--- Work to complete ---
Give only the number of lines in the records below that contain the word "name".

** Start of Records for processing **

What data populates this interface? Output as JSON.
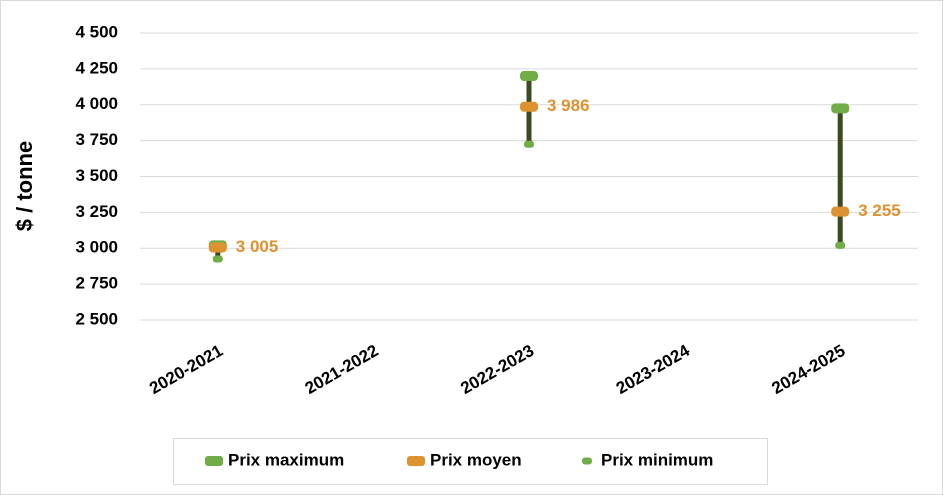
{
  "chart_data": {
    "type": "highlow",
    "y_label": "$ / tonne",
    "categories": [
      "2020-2021",
      "2021-2022",
      "2022-2023",
      "2023-2024",
      "2024-2025"
    ],
    "series": [
      {
        "name": "Prix maximum",
        "color": "#70ad47",
        "values": [
          3020,
          null,
          4200,
          null,
          3975
        ]
      },
      {
        "name": "Prix moyen",
        "color": "#dd9230",
        "values": [
          3005,
          null,
          3986,
          null,
          3255
        ],
        "value_labels": [
          "3 005",
          null,
          "3 986",
          null,
          "3 255"
        ]
      },
      {
        "name": "Prix minimum",
        "color": "#70ad47",
        "values": [
          2925,
          null,
          3725,
          null,
          3020
        ]
      }
    ],
    "range_color": "#3d4a1f",
    "ylim": [
      2500,
      4500
    ],
    "yticks": [
      {
        "value": 2500,
        "label": "2 500"
      },
      {
        "value": 2750,
        "label": "2 750"
      },
      {
        "value": 3000,
        "label": "3 000"
      },
      {
        "value": 3250,
        "label": "3 250"
      },
      {
        "value": 3500,
        "label": "3 500"
      },
      {
        "value": 3750,
        "label": "3 750"
      },
      {
        "value": 4000,
        "label": "4 000"
      },
      {
        "value": 4250,
        "label": "4 250"
      },
      {
        "value": 4500,
        "label": "4 500"
      }
    ],
    "grid": true,
    "legend": "bottom"
  }
}
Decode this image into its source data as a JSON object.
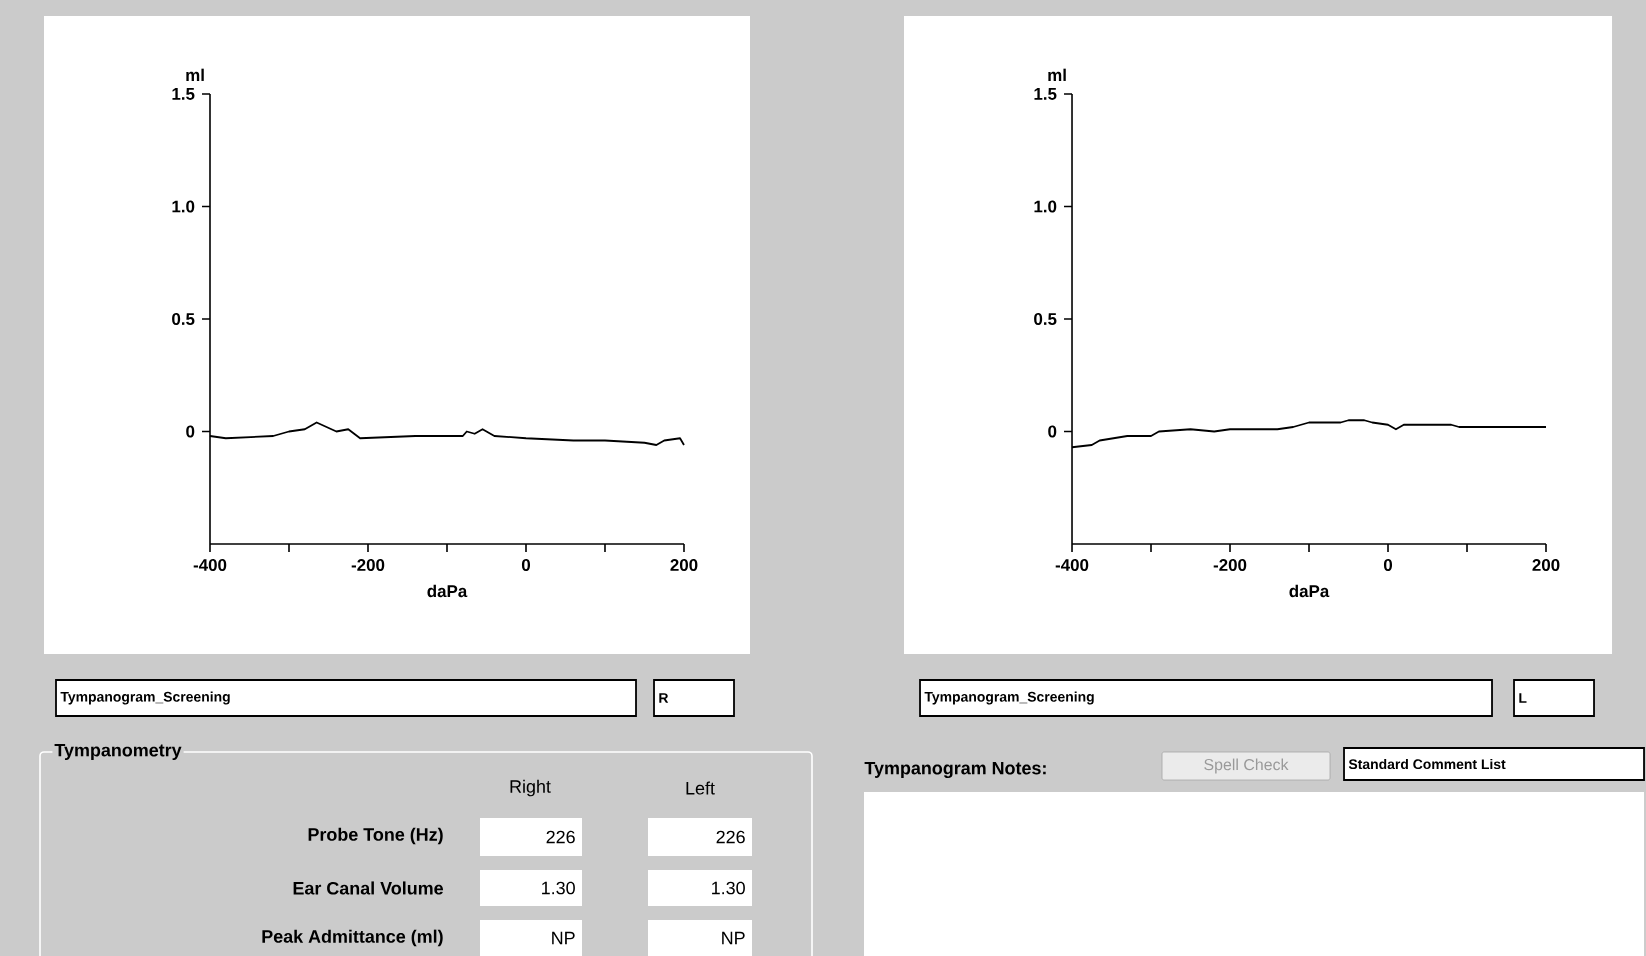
{
  "chart_data": [
    {
      "type": "line",
      "xlabel": "daPa",
      "ylabel": "ml",
      "color": "#000000",
      "marker": "none",
      "line_style": "solid",
      "x": [
        -400,
        -380,
        -320,
        -300,
        -280,
        -265,
        -240,
        -225,
        -210,
        -140,
        -80,
        -75,
        -65,
        -55,
        -40,
        0,
        60,
        100,
        150,
        165,
        175,
        195,
        200
      ],
      "values": [
        -0.02,
        -0.03,
        -0.02,
        0.0,
        0.01,
        0.04,
        0.0,
        0.01,
        -0.03,
        -0.02,
        -0.02,
        0.0,
        -0.01,
        0.01,
        -0.02,
        -0.03,
        -0.04,
        -0.04,
        -0.05,
        -0.06,
        -0.04,
        -0.03,
        -0.06
      ],
      "xlim": [
        -400,
        200
      ],
      "ylim": [
        -0.5,
        1.5
      ],
      "xticks": [
        -400,
        {
          "value": -300,
          "label": null
        },
        -200,
        {
          "value": -100,
          "label": null
        },
        0,
        {
          "value": 100,
          "label": null
        },
        200
      ],
      "yticks": [
        0,
        0.5,
        {
          "value": 1,
          "label": "1.0"
        },
        1.5
      ]
    },
    {
      "type": "line",
      "xlabel": "daPa",
      "ylabel": "ml",
      "color": "#000000",
      "marker": "none",
      "line_style": "solid",
      "x": [
        -400,
        -375,
        -365,
        -330,
        -300,
        -290,
        -250,
        -220,
        -200,
        -140,
        -120,
        -100,
        -60,
        -50,
        -30,
        -20,
        0,
        10,
        20,
        80,
        90,
        200
      ],
      "values": [
        -0.07,
        -0.06,
        -0.04,
        -0.02,
        -0.02,
        0.0,
        0.01,
        0.0,
        0.01,
        0.01,
        0.02,
        0.04,
        0.04,
        0.05,
        0.05,
        0.04,
        0.03,
        0.01,
        0.03,
        0.03,
        0.02,
        0.02
      ],
      "xlim": [
        -400,
        200
      ],
      "ylim": [
        -0.5,
        1.5
      ],
      "xticks": [
        -400,
        {
          "value": -300,
          "label": null
        },
        -200,
        {
          "value": -100,
          "label": null
        },
        0,
        {
          "value": 100,
          "label": null
        },
        200
      ],
      "yticks": [
        0,
        0.5,
        {
          "value": 1,
          "label": "1.0"
        },
        1.5
      ]
    },
    {
      "type": "other",
      "annotations": [
        "Tympanogram_Screening",
        "R",
        "Tympanogram_Screening",
        "L",
        "Tympanometry",
        "Right",
        "Left",
        "Probe Tone (Hz)",
        "226",
        "226",
        "Ear Canal Volume",
        "1.30",
        "1.30",
        "Peak Admittance (ml)",
        "NP",
        "NP",
        "Tympanogram Notes:",
        "Spell Check",
        "Standard Comment List"
      ]
    }
  ]
}
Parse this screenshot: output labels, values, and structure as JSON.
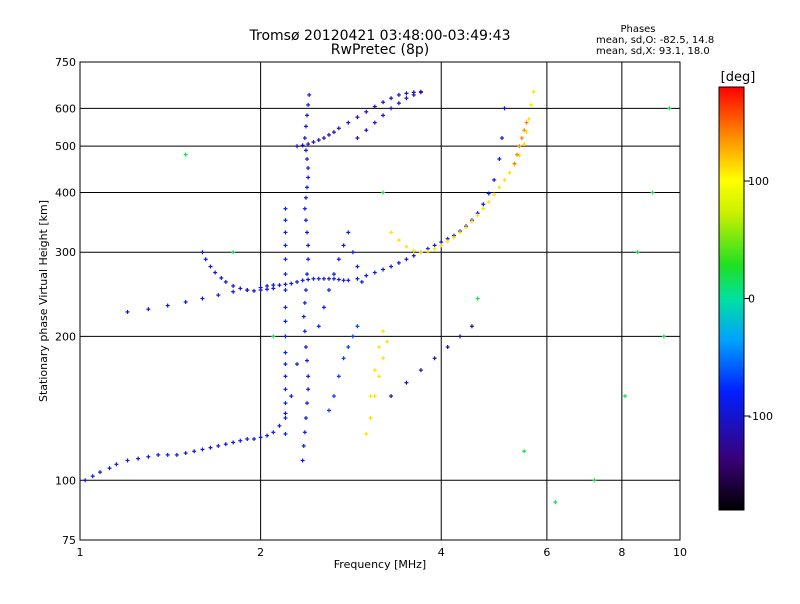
{
  "header": {
    "title": "Tromsø 20120421 03:48:00-03:49:43",
    "subtitle": "RwPretec (8p)",
    "stats_heading": "Phases",
    "stats_o": "mean, sd,O: -82.5, 14.8",
    "stats_x": "mean, sd,X: 93.1, 18.0"
  },
  "chart_data": {
    "type": "scatter",
    "title": "Tromsø 20120421 03:48:00-03:49:43",
    "subtitle": "RwPretec (8p)",
    "xlabel": "Frequency [MHz]",
    "ylabel": "Stationary phase Virtual Height [km]",
    "xscale": "log",
    "yscale": "log",
    "xlim": [
      1,
      10
    ],
    "ylim": [
      75,
      750
    ],
    "x_ticks": [
      1,
      2,
      4,
      6,
      8,
      10
    ],
    "x_tick_labels": [
      "1",
      "2",
      "4",
      "6",
      "8",
      "10"
    ],
    "y_ticks": [
      75,
      100,
      200,
      300,
      400,
      500,
      600,
      750
    ],
    "y_tick_labels": [
      "75",
      "100",
      "200",
      "300",
      "400",
      "500",
      "600",
      "750"
    ],
    "grid": true,
    "colorbar": {
      "label": "[deg]",
      "range": [
        -180,
        180
      ],
      "ticks": [
        100,
        0,
        -100
      ],
      "tick_labels": [
        "100",
        "0",
        "-100"
      ]
    },
    "series": [
      {
        "phase_deg": -95,
        "x": [
          1.02,
          1.05,
          1.08,
          1.12,
          1.15,
          1.2,
          1.25,
          1.3,
          1.35,
          1.4,
          1.45,
          1.5,
          1.55,
          1.6,
          1.65,
          1.7,
          1.75,
          1.8,
          1.85,
          1.9,
          1.95,
          2.0,
          2.05,
          2.1,
          2.15,
          2.2,
          2.25,
          2.3
        ],
        "y": [
          100,
          102,
          104,
          106,
          108,
          110,
          111,
          112,
          113,
          113,
          113,
          114,
          115,
          116,
          117,
          118,
          119,
          120,
          121,
          122,
          122,
          123,
          124,
          126,
          130,
          138,
          150,
          175
        ]
      },
      {
        "phase_deg": -95,
        "x": [
          1.2,
          1.3,
          1.4,
          1.5,
          1.6,
          1.7,
          1.8,
          1.9,
          2.0,
          2.05,
          2.1,
          2.15,
          2.2,
          2.25,
          2.3,
          2.35,
          2.4,
          2.45,
          2.5,
          2.55,
          2.6,
          2.65,
          2.7,
          2.75,
          2.8,
          2.9,
          3.0,
          3.1,
          3.2,
          3.3,
          3.4,
          3.5,
          3.6,
          3.7,
          3.8,
          3.9,
          4.0,
          4.1,
          4.2,
          4.3,
          4.4,
          4.5,
          4.6,
          4.7,
          4.8,
          4.9,
          5.0,
          5.05,
          5.1
        ],
        "y": [
          225,
          228,
          232,
          236,
          240,
          244,
          248,
          250,
          253,
          255,
          256,
          256,
          257,
          258,
          260,
          262,
          263,
          264,
          264,
          264,
          264,
          264,
          263,
          262,
          262,
          264,
          268,
          272,
          276,
          280,
          285,
          290,
          295,
          300,
          305,
          310,
          315,
          320,
          325,
          332,
          340,
          350,
          362,
          378,
          398,
          425,
          470,
          520,
          600
        ]
      },
      {
        "phase_deg": -100,
        "x": [
          1.6,
          1.62,
          1.65,
          1.68,
          1.72,
          1.75,
          1.8,
          1.85,
          1.9,
          1.95,
          2.0,
          2.05,
          2.1
        ],
        "y": [
          300,
          290,
          280,
          272,
          265,
          260,
          255,
          252,
          250,
          249,
          250,
          251,
          252
        ]
      },
      {
        "phase_deg": -110,
        "x": [
          2.3,
          2.35,
          2.4,
          2.45,
          2.5,
          2.55,
          2.6,
          2.65,
          2.7,
          2.8,
          2.9,
          3.0,
          3.1,
          3.2,
          3.3,
          3.4,
          3.5,
          3.6,
          3.7
        ],
        "y": [
          500,
          502,
          505,
          510,
          515,
          520,
          528,
          535,
          545,
          560,
          575,
          590,
          605,
          618,
          630,
          640,
          645,
          648,
          650
        ]
      },
      {
        "phase_deg": -110,
        "x": [
          2.9,
          3.0,
          3.1,
          3.2,
          3.3,
          3.4,
          3.5,
          3.6,
          3.7
        ],
        "y": [
          520,
          540,
          560,
          580,
          600,
          615,
          630,
          640,
          648
        ]
      },
      {
        "phase_deg": -80,
        "x": [
          2.2,
          2.2,
          2.2,
          2.2,
          2.2,
          2.2,
          2.2,
          2.2,
          2.2,
          2.2,
          2.2,
          2.2,
          2.2,
          2.2,
          2.2,
          2.2,
          2.2
        ],
        "y": [
          125,
          135,
          145,
          155,
          165,
          175,
          185,
          200,
          215,
          230,
          250,
          270,
          290,
          310,
          330,
          350,
          370
        ]
      },
      {
        "phase_deg": -90,
        "x": [
          2.35,
          2.36,
          2.37,
          2.38,
          2.39,
          2.4,
          2.4,
          2.39,
          2.38,
          2.37,
          2.36,
          2.37,
          2.38,
          2.39,
          2.4,
          2.4,
          2.39,
          2.38,
          2.37,
          2.38,
          2.39,
          2.4,
          2.4,
          2.39,
          2.38,
          2.37,
          2.38,
          2.39,
          2.4,
          2.41
        ],
        "y": [
          110,
          118,
          126,
          135,
          145,
          155,
          165,
          178,
          190,
          205,
          220,
          235,
          250,
          270,
          290,
          310,
          330,
          350,
          370,
          390,
          410,
          430,
          450,
          470,
          490,
          520,
          550,
          580,
          610,
          640
        ]
      },
      {
        "phase_deg": -85,
        "x": [
          2.5,
          2.55,
          2.6,
          2.65,
          2.7,
          2.75,
          2.8,
          2.85,
          2.9,
          2.95
        ],
        "y": [
          210,
          230,
          250,
          270,
          290,
          310,
          330,
          300,
          280,
          260
        ]
      },
      {
        "phase_deg": -70,
        "x": [
          2.6,
          2.65,
          2.7,
          2.75,
          2.8,
          2.85,
          2.9
        ],
        "y": [
          140,
          150,
          165,
          180,
          190,
          200,
          210
        ]
      },
      {
        "phase_deg": 110,
        "x": [
          3.3,
          3.4,
          3.5,
          3.6,
          3.7,
          3.8,
          3.9,
          4.0,
          4.1,
          4.2,
          4.3,
          4.4,
          4.5,
          4.6,
          4.7,
          4.8,
          4.9,
          5.0,
          5.1,
          5.2,
          5.3,
          5.4,
          5.5,
          5.55,
          5.6,
          5.65,
          5.7
        ],
        "y": [
          330,
          318,
          308,
          302,
          300,
          301,
          305,
          310,
          316,
          322,
          330,
          338,
          348,
          358,
          370,
          382,
          396,
          410,
          425,
          440,
          458,
          478,
          505,
          535,
          570,
          610,
          650
        ]
      },
      {
        "phase_deg": 110,
        "x": [
          3.0,
          3.05,
          3.1,
          3.15,
          3.2,
          3.25,
          3.2,
          3.15,
          3.1,
          3.05
        ],
        "y": [
          125,
          135,
          150,
          165,
          180,
          195,
          205,
          190,
          170,
          150
        ]
      },
      {
        "phase_deg": 140,
        "x": [
          5.3,
          5.35,
          5.4,
          5.45,
          5.5,
          5.55
        ],
        "y": [
          460,
          480,
          500,
          520,
          540,
          560
        ]
      },
      {
        "phase_deg": -120,
        "x": [
          3.3,
          3.5,
          3.7,
          3.9,
          4.1,
          4.3,
          4.5
        ],
        "y": [
          150,
          160,
          170,
          180,
          190,
          200,
          210
        ]
      },
      {
        "phase_deg": 20,
        "x": [
          1.5,
          1.8,
          2.1,
          3.2,
          4.6,
          5.5,
          6.2,
          7.2,
          8.1,
          8.5,
          9.0,
          9.4,
          9.6
        ],
        "y": [
          480,
          300,
          200,
          400,
          240,
          115,
          90,
          100,
          150,
          300,
          400,
          200,
          600
        ]
      }
    ]
  }
}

** End of Records for processing **

--- Response to the exercise ---
3